- Problem to solve
From the listing below, return each line that includes "νέφωσης".
********
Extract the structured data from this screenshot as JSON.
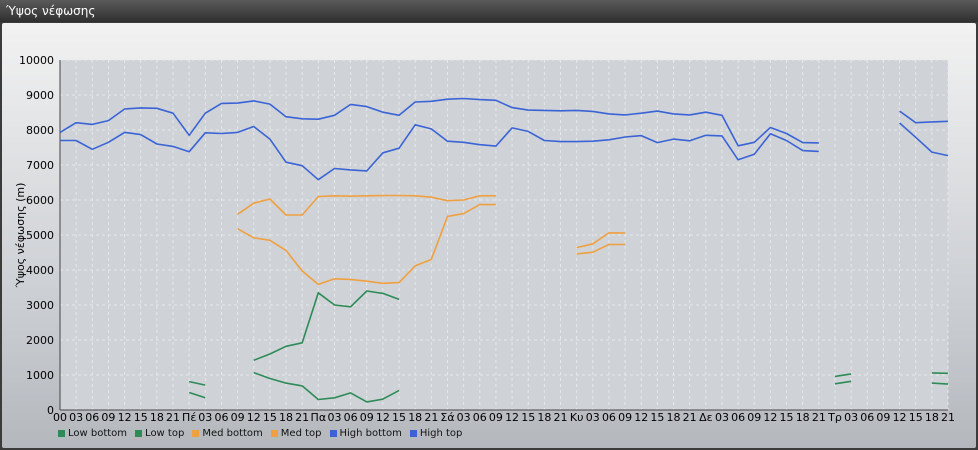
{
  "window": {
    "title": "Ύψος νέφωσης"
  },
  "chart_data": {
    "type": "line",
    "title": "",
    "ylabel": "Ύψος νέφωσης (m)",
    "xlabel": "",
    "ylim": [
      0,
      10000
    ],
    "yticks": [
      "0",
      "1000",
      "2000",
      "3000",
      "4000",
      "5000",
      "6000",
      "7000",
      "8000",
      "9000",
      "10000"
    ],
    "categories": [
      "00",
      "03",
      "06",
      "09",
      "12",
      "15",
      "18",
      "21",
      "Πέ",
      "03",
      "06",
      "09",
      "12",
      "15",
      "18",
      "21",
      "Πα",
      "03",
      "06",
      "09",
      "12",
      "15",
      "18",
      "21",
      "Σά",
      "03",
      "06",
      "09",
      "12",
      "15",
      "18",
      "21",
      "Κυ",
      "03",
      "06",
      "09",
      "12",
      "15",
      "18",
      "21",
      "Δε",
      "03",
      "06",
      "09",
      "12",
      "15",
      "18",
      "21",
      "Τρ",
      "03",
      "06",
      "09",
      "12",
      "15",
      "18",
      "21"
    ],
    "grid": true,
    "legend_position": "bottom-left",
    "series": [
      {
        "name": "Low bottom",
        "color": "#2e8b57",
        "values": [
          null,
          null,
          null,
          null,
          null,
          null,
          null,
          null,
          500,
          350,
          null,
          null,
          1070,
          900,
          770,
          690,
          300,
          350,
          490,
          230,
          310,
          560,
          null,
          null,
          null,
          null,
          null,
          null,
          null,
          null,
          null,
          null,
          null,
          null,
          null,
          null,
          null,
          null,
          null,
          null,
          null,
          null,
          null,
          null,
          null,
          null,
          null,
          null,
          750,
          820,
          null,
          null,
          null,
          null,
          770,
          740
        ]
      },
      {
        "name": "Low top",
        "color": "#2e8b57",
        "values": [
          null,
          null,
          null,
          null,
          null,
          null,
          null,
          null,
          810,
          710,
          null,
          null,
          1420,
          1600,
          1820,
          1920,
          3350,
          3000,
          2950,
          3400,
          3330,
          3160,
          null,
          null,
          null,
          null,
          null,
          null,
          null,
          null,
          null,
          null,
          null,
          null,
          null,
          null,
          null,
          null,
          null,
          null,
          null,
          null,
          null,
          null,
          null,
          null,
          null,
          null,
          960,
          1030,
          null,
          null,
          null,
          null,
          1060,
          1050
        ]
      },
      {
        "name": "Med bottom",
        "color": "#f0a040",
        "values": [
          null,
          null,
          null,
          null,
          null,
          null,
          null,
          null,
          null,
          null,
          null,
          5180,
          4920,
          4850,
          4560,
          3970,
          3590,
          3750,
          3730,
          3680,
          3620,
          3640,
          4120,
          4300,
          5530,
          5610,
          5870,
          5870,
          null,
          null,
          null,
          null,
          4460,
          4510,
          4730,
          4730,
          null,
          null,
          null,
          null,
          null,
          null,
          null,
          null,
          null,
          null,
          null,
          null,
          null,
          null,
          null,
          null,
          null,
          null,
          null,
          null
        ]
      },
      {
        "name": "Med top",
        "color": "#f0a040",
        "values": [
          null,
          null,
          null,
          null,
          null,
          null,
          null,
          null,
          null,
          null,
          null,
          5590,
          5910,
          6030,
          5570,
          5570,
          6100,
          6120,
          6110,
          6120,
          6130,
          6130,
          6120,
          6080,
          5980,
          6000,
          6120,
          6120,
          null,
          null,
          null,
          null,
          4640,
          4750,
          5060,
          5060,
          null,
          null,
          null,
          null,
          null,
          null,
          null,
          null,
          null,
          null,
          null,
          null,
          null,
          null,
          null,
          null,
          null,
          null,
          null,
          null
        ]
      },
      {
        "name": "High bottom",
        "color": "#3a63d6",
        "values": [
          7700,
          7700,
          7450,
          7650,
          7930,
          7870,
          7600,
          7530,
          7380,
          7920,
          7900,
          7930,
          8100,
          7740,
          7080,
          6980,
          6580,
          6900,
          6860,
          6830,
          7350,
          7480,
          8150,
          8030,
          7680,
          7650,
          7580,
          7540,
          8060,
          7960,
          7700,
          7670,
          7670,
          7680,
          7720,
          7800,
          7840,
          7640,
          7740,
          7690,
          7850,
          7830,
          7150,
          7310,
          7890,
          7700,
          7410,
          7390,
          null,
          null,
          null,
          null,
          8200,
          7790,
          7370,
          7270
        ]
      },
      {
        "name": "High top",
        "color": "#3a63d6",
        "values": [
          7930,
          8210,
          8160,
          8270,
          8600,
          8630,
          8620,
          8480,
          7850,
          8480,
          8760,
          8770,
          8830,
          8740,
          8380,
          8320,
          8310,
          8420,
          8730,
          8670,
          8510,
          8420,
          8800,
          8820,
          8880,
          8900,
          8870,
          8850,
          8640,
          8570,
          8560,
          8550,
          8560,
          8530,
          8460,
          8430,
          8480,
          8540,
          8460,
          8430,
          8510,
          8420,
          7550,
          7650,
          8070,
          7900,
          7640,
          7630,
          null,
          null,
          null,
          null,
          8540,
          8210,
          8230,
          8250
        ]
      }
    ]
  }
}
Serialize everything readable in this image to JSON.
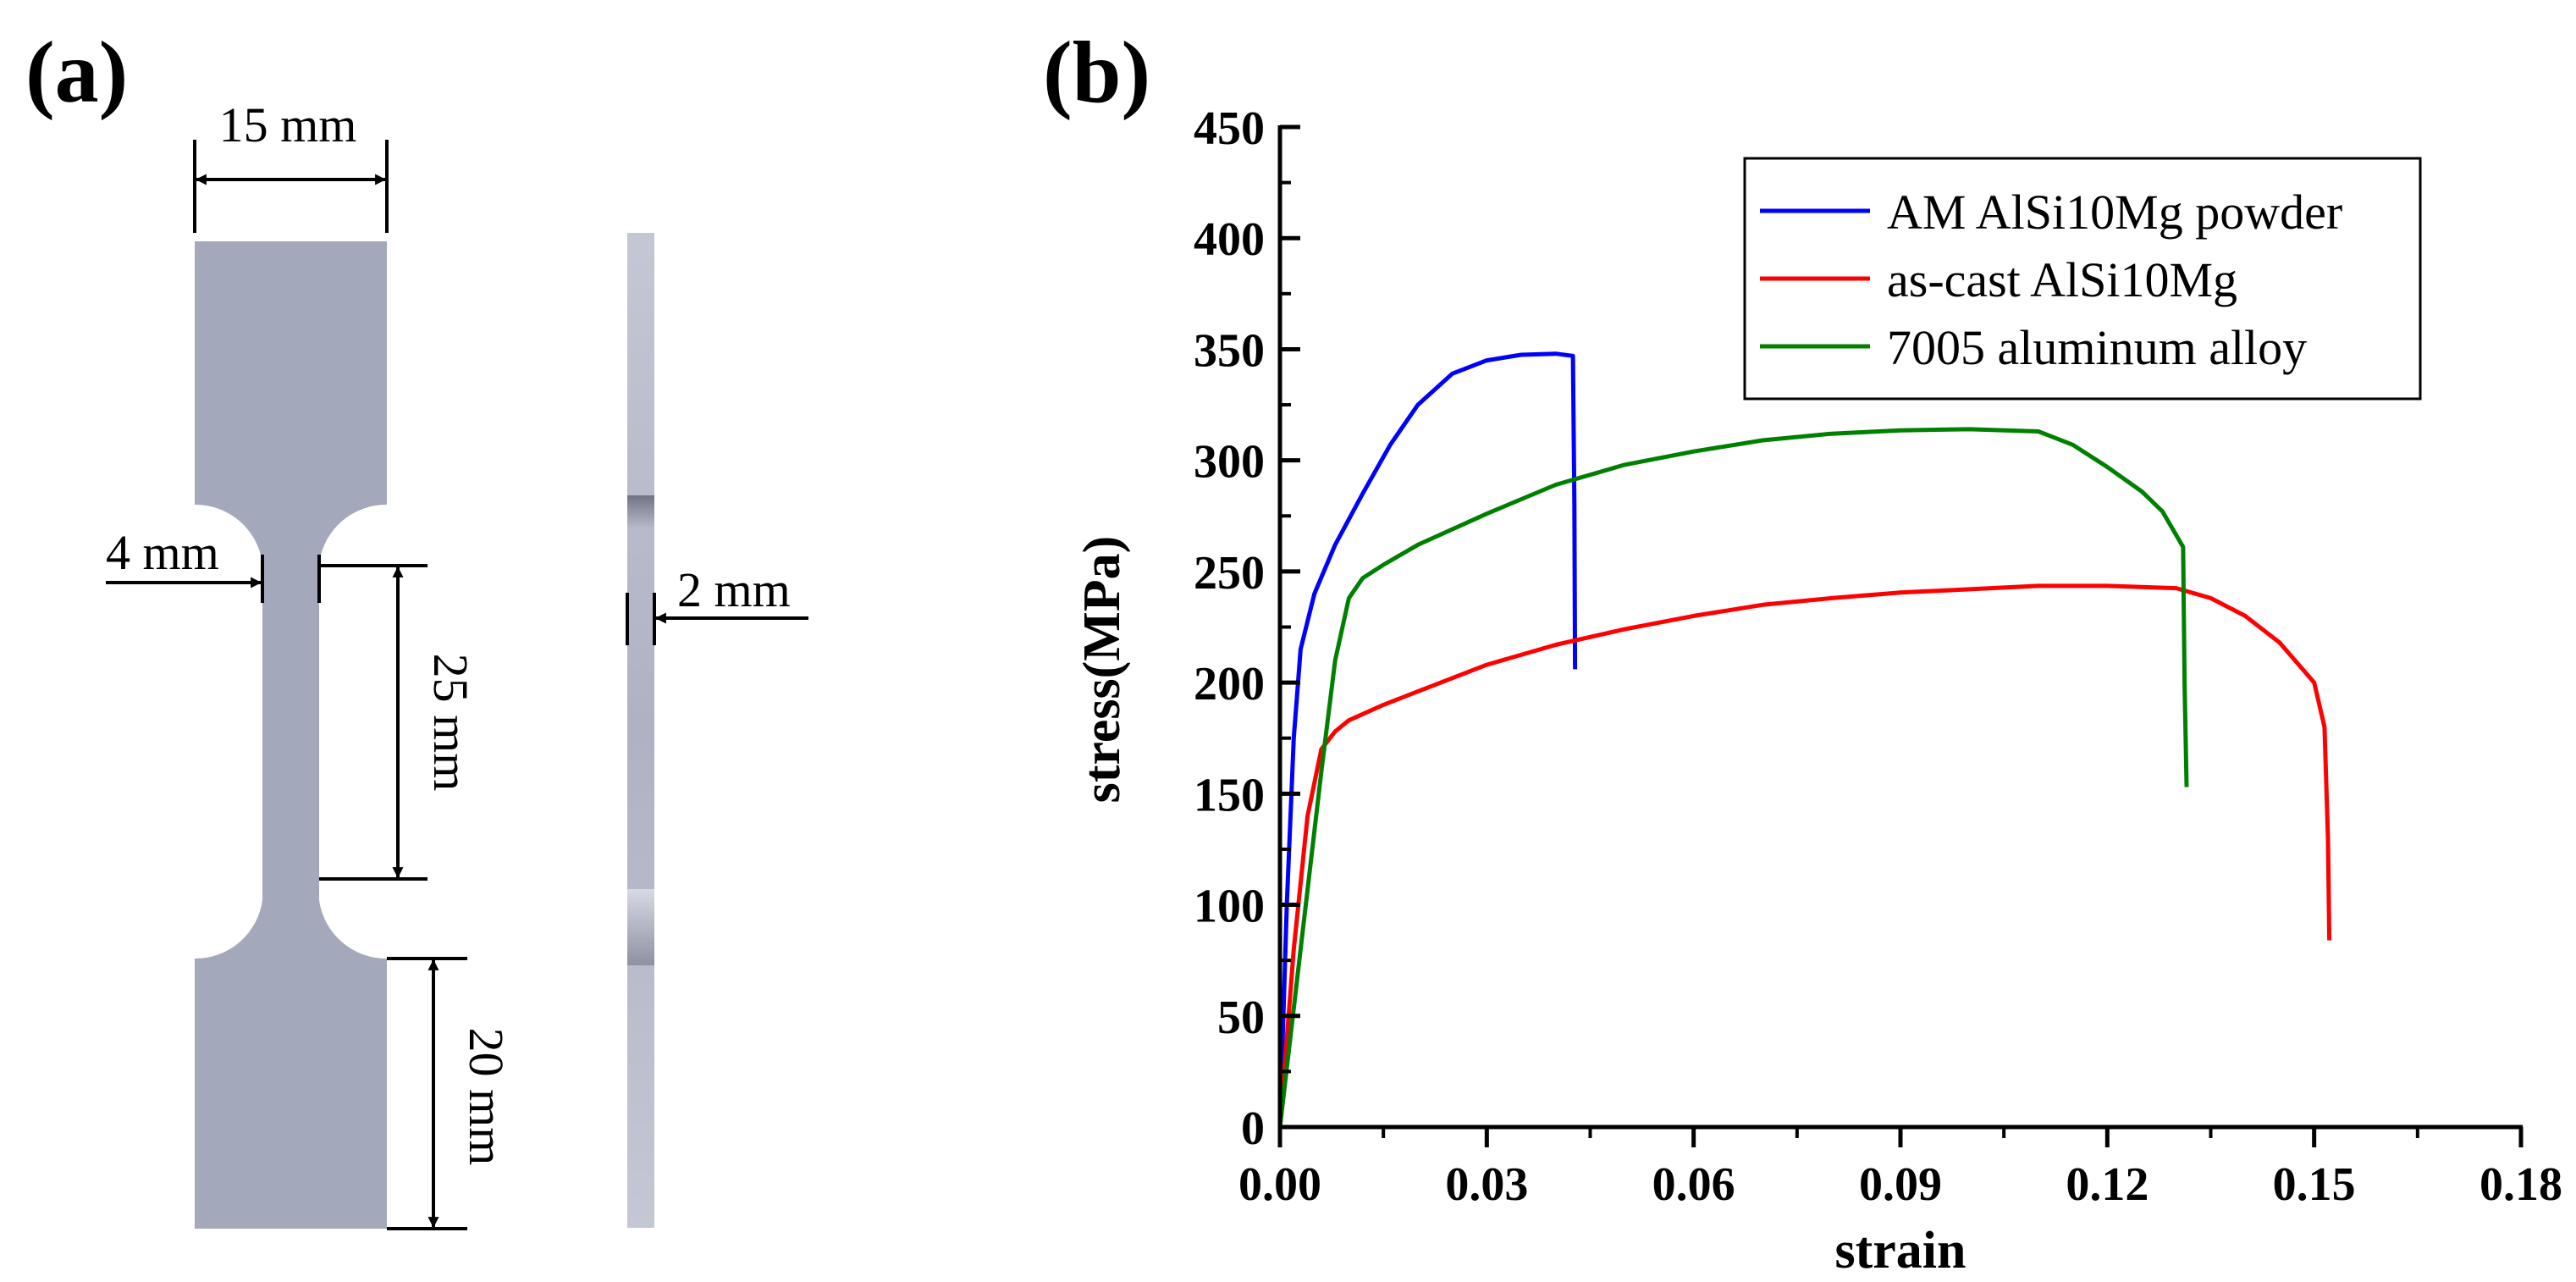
{
  "panel_a": {
    "label": "(a)",
    "dimensions": {
      "grip_width": "15 mm",
      "gauge_width": "4 mm",
      "gauge_length": "25 mm",
      "grip_length": "20 mm",
      "thickness": "2 mm"
    },
    "colors": {
      "specimen": "#a3a9bb",
      "specimen_side": "#a9adc0",
      "dimension_line": "#000000"
    }
  },
  "panel_b": {
    "label": "(b)"
  },
  "chart_data": {
    "type": "line",
    "title": "",
    "xlabel": "strain",
    "ylabel": "stress(MPa)",
    "xlim": [
      0,
      0.18
    ],
    "ylim": [
      0,
      450
    ],
    "xticks": [
      "0.00",
      "0.03",
      "0.06",
      "0.09",
      "0.12",
      "0.15",
      "0.18"
    ],
    "yticks": [
      "0",
      "50",
      "100",
      "150",
      "200",
      "250",
      "300",
      "350",
      "400",
      "450"
    ],
    "legend_position": "top-right",
    "grid": false,
    "series": [
      {
        "name": "AM AlSi10Mg powder",
        "color": "#0000ff",
        "x": [
          0,
          0.001,
          0.002,
          0.003,
          0.005,
          0.008,
          0.012,
          0.016,
          0.02,
          0.025,
          0.03,
          0.035,
          0.04,
          0.0425,
          0.0427,
          0.0428
        ],
        "y": [
          0,
          100,
          175,
          215,
          240,
          262,
          285,
          307,
          325,
          339,
          345,
          347.5,
          348,
          347,
          280,
          206
        ]
      },
      {
        "name": "as-cast AlSi10Mg",
        "color": "#ff0000",
        "x": [
          0,
          0.002,
          0.004,
          0.006,
          0.008,
          0.01,
          0.015,
          0.02,
          0.03,
          0.04,
          0.05,
          0.06,
          0.07,
          0.08,
          0.09,
          0.1,
          0.11,
          0.12,
          0.13,
          0.135,
          0.14,
          0.145,
          0.15,
          0.1515,
          0.152,
          0.1522
        ],
        "y": [
          0,
          80,
          140,
          170,
          178,
          183,
          190,
          196,
          208,
          217,
          224,
          230,
          235,
          238,
          240.5,
          242,
          243.5,
          243.5,
          242.5,
          238,
          230,
          218,
          200,
          180,
          130,
          84
        ]
      },
      {
        "name": "7005 aluminum alloy",
        "color": "#008000",
        "x": [
          0,
          0.003,
          0.006,
          0.008,
          0.01,
          0.012,
          0.015,
          0.02,
          0.03,
          0.04,
          0.05,
          0.06,
          0.07,
          0.08,
          0.09,
          0.1,
          0.11,
          0.115,
          0.12,
          0.125,
          0.128,
          0.131,
          0.1312,
          0.1315
        ],
        "y": [
          0,
          80,
          160,
          210,
          238,
          247,
          253,
          262,
          276,
          289,
          298,
          304,
          309,
          312,
          313.5,
          314,
          313,
          307,
          297,
          286,
          277,
          261,
          200,
          153
        ]
      }
    ]
  }
}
********
- Answer to the exercise
    "title": "Ύψος νέφωσης"
    "ylabel": "Ύψος νέφωσης (m)",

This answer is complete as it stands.